THE REQUEST: Write out the full listing again, exactly as it stands.

>>>

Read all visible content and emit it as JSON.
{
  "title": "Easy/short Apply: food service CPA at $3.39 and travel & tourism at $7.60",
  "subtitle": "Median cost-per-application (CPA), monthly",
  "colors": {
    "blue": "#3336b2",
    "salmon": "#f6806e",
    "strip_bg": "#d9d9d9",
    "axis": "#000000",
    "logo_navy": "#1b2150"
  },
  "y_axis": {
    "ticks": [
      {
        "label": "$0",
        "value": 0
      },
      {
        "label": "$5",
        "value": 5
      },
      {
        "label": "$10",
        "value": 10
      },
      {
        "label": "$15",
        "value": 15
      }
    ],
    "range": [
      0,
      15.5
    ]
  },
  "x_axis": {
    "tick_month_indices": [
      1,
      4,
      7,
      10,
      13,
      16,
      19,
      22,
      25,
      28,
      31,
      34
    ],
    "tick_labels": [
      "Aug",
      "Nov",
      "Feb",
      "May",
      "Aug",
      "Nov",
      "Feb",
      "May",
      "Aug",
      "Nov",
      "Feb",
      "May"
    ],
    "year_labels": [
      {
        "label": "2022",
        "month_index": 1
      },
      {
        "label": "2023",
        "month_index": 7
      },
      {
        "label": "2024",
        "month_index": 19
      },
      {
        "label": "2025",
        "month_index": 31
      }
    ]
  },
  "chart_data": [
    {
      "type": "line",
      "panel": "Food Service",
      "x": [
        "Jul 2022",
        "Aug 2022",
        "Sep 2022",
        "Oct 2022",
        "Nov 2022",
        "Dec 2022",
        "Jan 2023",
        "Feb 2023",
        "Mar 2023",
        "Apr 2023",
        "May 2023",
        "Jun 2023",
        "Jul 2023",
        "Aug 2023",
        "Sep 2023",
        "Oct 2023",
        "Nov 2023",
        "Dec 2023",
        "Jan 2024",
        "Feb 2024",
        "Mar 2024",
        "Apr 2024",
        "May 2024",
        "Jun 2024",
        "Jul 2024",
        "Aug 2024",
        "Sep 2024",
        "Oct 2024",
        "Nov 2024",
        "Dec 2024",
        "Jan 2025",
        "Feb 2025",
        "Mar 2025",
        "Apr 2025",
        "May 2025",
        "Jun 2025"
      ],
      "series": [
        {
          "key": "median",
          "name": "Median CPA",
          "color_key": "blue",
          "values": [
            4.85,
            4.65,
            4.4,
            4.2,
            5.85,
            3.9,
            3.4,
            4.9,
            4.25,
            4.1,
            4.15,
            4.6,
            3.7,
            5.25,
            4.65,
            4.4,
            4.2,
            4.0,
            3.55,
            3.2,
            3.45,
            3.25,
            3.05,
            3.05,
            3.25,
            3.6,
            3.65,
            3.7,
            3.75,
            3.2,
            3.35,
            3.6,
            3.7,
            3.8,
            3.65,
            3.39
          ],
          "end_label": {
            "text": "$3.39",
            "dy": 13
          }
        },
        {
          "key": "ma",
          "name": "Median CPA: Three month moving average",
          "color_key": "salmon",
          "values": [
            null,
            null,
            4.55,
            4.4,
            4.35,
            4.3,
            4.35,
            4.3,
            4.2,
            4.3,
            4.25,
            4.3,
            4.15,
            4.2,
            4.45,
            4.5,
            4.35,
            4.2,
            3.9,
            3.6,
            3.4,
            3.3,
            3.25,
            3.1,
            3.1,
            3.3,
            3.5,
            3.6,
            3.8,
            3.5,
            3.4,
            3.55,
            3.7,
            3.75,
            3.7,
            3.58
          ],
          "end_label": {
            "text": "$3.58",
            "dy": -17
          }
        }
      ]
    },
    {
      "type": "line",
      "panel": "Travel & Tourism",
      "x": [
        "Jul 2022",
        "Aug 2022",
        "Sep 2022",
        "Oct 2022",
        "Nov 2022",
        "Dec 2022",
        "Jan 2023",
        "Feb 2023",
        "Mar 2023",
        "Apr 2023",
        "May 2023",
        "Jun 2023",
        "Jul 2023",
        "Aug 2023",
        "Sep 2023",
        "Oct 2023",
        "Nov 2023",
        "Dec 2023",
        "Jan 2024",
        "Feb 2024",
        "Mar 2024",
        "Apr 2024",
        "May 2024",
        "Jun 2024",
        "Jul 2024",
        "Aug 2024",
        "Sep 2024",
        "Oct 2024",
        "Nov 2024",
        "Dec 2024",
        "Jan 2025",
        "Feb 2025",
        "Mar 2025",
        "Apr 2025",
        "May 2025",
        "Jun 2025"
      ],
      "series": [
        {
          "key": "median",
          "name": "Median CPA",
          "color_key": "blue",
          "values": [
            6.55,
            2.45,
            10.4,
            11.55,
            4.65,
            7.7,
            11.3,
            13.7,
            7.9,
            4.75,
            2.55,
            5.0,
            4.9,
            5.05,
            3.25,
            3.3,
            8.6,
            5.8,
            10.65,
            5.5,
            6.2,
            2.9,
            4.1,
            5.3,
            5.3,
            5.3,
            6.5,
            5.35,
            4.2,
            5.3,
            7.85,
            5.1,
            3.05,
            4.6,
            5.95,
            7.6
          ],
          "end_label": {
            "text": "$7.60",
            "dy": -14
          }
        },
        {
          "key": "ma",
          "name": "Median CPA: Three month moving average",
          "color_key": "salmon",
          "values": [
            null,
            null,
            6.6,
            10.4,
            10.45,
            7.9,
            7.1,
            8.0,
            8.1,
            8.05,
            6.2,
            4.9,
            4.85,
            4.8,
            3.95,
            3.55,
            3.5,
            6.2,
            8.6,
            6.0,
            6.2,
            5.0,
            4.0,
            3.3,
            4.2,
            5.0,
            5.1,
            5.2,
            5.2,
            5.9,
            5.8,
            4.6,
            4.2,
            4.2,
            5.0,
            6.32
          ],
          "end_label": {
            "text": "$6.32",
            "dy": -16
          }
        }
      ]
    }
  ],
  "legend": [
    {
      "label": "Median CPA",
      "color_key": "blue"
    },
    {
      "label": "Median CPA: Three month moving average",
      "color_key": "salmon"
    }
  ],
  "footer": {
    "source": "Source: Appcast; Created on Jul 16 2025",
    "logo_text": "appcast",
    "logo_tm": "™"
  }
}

<<<

EXPECTED ANSWER:
Read all visible content and emit it as JSON.
{
  "title": "Easy/short Apply: food service CPA at $3.39 and travel & tourism at $7.60",
  "subtitle": "Median cost-per-application (CPA), monthly",
  "colors": {
    "blue": "#3336b2",
    "salmon": "#f6806e",
    "strip_bg": "#d9d9d9",
    "axis": "#000000",
    "logo_navy": "#1b2150"
  },
  "y_axis": {
    "ticks": [
      {
        "label": "$0",
        "value": 0
      },
      {
        "label": "$5",
        "value": 5
      },
      {
        "label": "$10",
        "value": 10
      },
      {
        "label": "$15",
        "value": 15
      }
    ],
    "range": [
      0,
      15.5
    ]
  },
  "x_axis": {
    "tick_month_indices": [
      1,
      4,
      7,
      10,
      13,
      16,
      19,
      22,
      25,
      28,
      31,
      34
    ],
    "tick_labels": [
      "Aug",
      "Nov",
      "Feb",
      "May",
      "Aug",
      "Nov",
      "Feb",
      "May",
      "Aug",
      "Nov",
      "Feb",
      "May"
    ],
    "year_labels": [
      {
        "label": "2022",
        "month_index": 1
      },
      {
        "label": "2023",
        "month_index": 7
      },
      {
        "label": "2024",
        "month_index": 19
      },
      {
        "label": "2025",
        "month_index": 31
      }
    ]
  },
  "chart_data": [
    {
      "type": "line",
      "panel": "Food Service",
      "x": [
        "Jul 2022",
        "Aug 2022",
        "Sep 2022",
        "Oct 2022",
        "Nov 2022",
        "Dec 2022",
        "Jan 2023",
        "Feb 2023",
        "Mar 2023",
        "Apr 2023",
        "May 2023",
        "Jun 2023",
        "Jul 2023",
        "Aug 2023",
        "Sep 2023",
        "Oct 2023",
        "Nov 2023",
        "Dec 2023",
        "Jan 2024",
        "Feb 2024",
        "Mar 2024",
        "Apr 2024",
        "May 2024",
        "Jun 2024",
        "Jul 2024",
        "Aug 2024",
        "Sep 2024",
        "Oct 2024",
        "Nov 2024",
        "Dec 2024",
        "Jan 2025",
        "Feb 2025",
        "Mar 2025",
        "Apr 2025",
        "May 2025",
        "Jun 2025"
      ],
      "series": [
        {
          "key": "median",
          "name": "Median CPA",
          "color_key": "blue",
          "values": [
            4.85,
            4.65,
            4.4,
            4.2,
            5.85,
            3.9,
            3.4,
            4.9,
            4.25,
            4.1,
            4.15,
            4.6,
            3.7,
            5.25,
            4.65,
            4.4,
            4.2,
            4.0,
            3.55,
            3.2,
            3.45,
            3.25,
            3.05,
            3.05,
            3.25,
            3.6,
            3.65,
            3.7,
            3.75,
            3.2,
            3.35,
            3.6,
            3.7,
            3.8,
            3.65,
            3.39
          ],
          "end_label": {
            "text": "$3.39",
            "dy": 13
          }
        },
        {
          "key": "ma",
          "name": "Median CPA: Three month moving average",
          "color_key": "salmon",
          "values": [
            null,
            null,
            4.55,
            4.4,
            4.35,
            4.3,
            4.35,
            4.3,
            4.2,
            4.3,
            4.25,
            4.3,
            4.15,
            4.2,
            4.45,
            4.5,
            4.35,
            4.2,
            3.9,
            3.6,
            3.4,
            3.3,
            3.25,
            3.1,
            3.1,
            3.3,
            3.5,
            3.6,
            3.8,
            3.5,
            3.4,
            3.55,
            3.7,
            3.75,
            3.7,
            3.58
          ],
          "end_label": {
            "text": "$3.58",
            "dy": -17
          }
        }
      ]
    },
    {
      "type": "line",
      "panel": "Travel & Tourism",
      "x": [
        "Jul 2022",
        "Aug 2022",
        "Sep 2022",
        "Oct 2022",
        "Nov 2022",
        "Dec 2022",
        "Jan 2023",
        "Feb 2023",
        "Mar 2023",
        "Apr 2023",
        "May 2023",
        "Jun 2023",
        "Jul 2023",
        "Aug 2023",
        "Sep 2023",
        "Oct 2023",
        "Nov 2023",
        "Dec 2023",
        "Jan 2024",
        "Feb 2024",
        "Mar 2024",
        "Apr 2024",
        "May 2024",
        "Jun 2024",
        "Jul 2024",
        "Aug 2024",
        "Sep 2024",
        "Oct 2024",
        "Nov 2024",
        "Dec 2024",
        "Jan 2025",
        "Feb 2025",
        "Mar 2025",
        "Apr 2025",
        "May 2025",
        "Jun 2025"
      ],
      "series": [
        {
          "key": "median",
          "name": "Median CPA",
          "color_key": "blue",
          "values": [
            6.55,
            2.45,
            10.4,
            11.55,
            4.65,
            7.7,
            11.3,
            13.7,
            7.9,
            4.75,
            2.55,
            5.0,
            4.9,
            5.05,
            3.25,
            3.3,
            8.6,
            5.8,
            10.65,
            5.5,
            6.2,
            2.9,
            4.1,
            5.3,
            5.3,
            5.3,
            6.5,
            5.35,
            4.2,
            5.3,
            7.85,
            5.1,
            3.05,
            4.6,
            5.95,
            7.6
          ],
          "end_label": {
            "text": "$7.60",
            "dy": -14
          }
        },
        {
          "key": "ma",
          "name": "Median CPA: Three month moving average",
          "color_key": "salmon",
          "values": [
            null,
            null,
            6.6,
            10.4,
            10.45,
            7.9,
            7.1,
            8.0,
            8.1,
            8.05,
            6.2,
            4.9,
            4.85,
            4.8,
            3.95,
            3.55,
            3.5,
            6.2,
            8.6,
            6.0,
            6.2,
            5.0,
            4.0,
            3.3,
            4.2,
            5.0,
            5.1,
            5.2,
            5.2,
            5.9,
            5.8,
            4.6,
            4.2,
            4.2,
            5.0,
            6.32
          ],
          "end_label": {
            "text": "$6.32",
            "dy": -16
          }
        }
      ]
    }
  ],
  "legend": [
    {
      "label": "Median CPA",
      "color_key": "blue"
    },
    {
      "label": "Median CPA: Three month moving average",
      "color_key": "salmon"
    }
  ],
  "footer": {
    "source": "Source: Appcast; Created on Jul 16 2025",
    "logo_text": "appcast",
    "logo_tm": "™"
  }
}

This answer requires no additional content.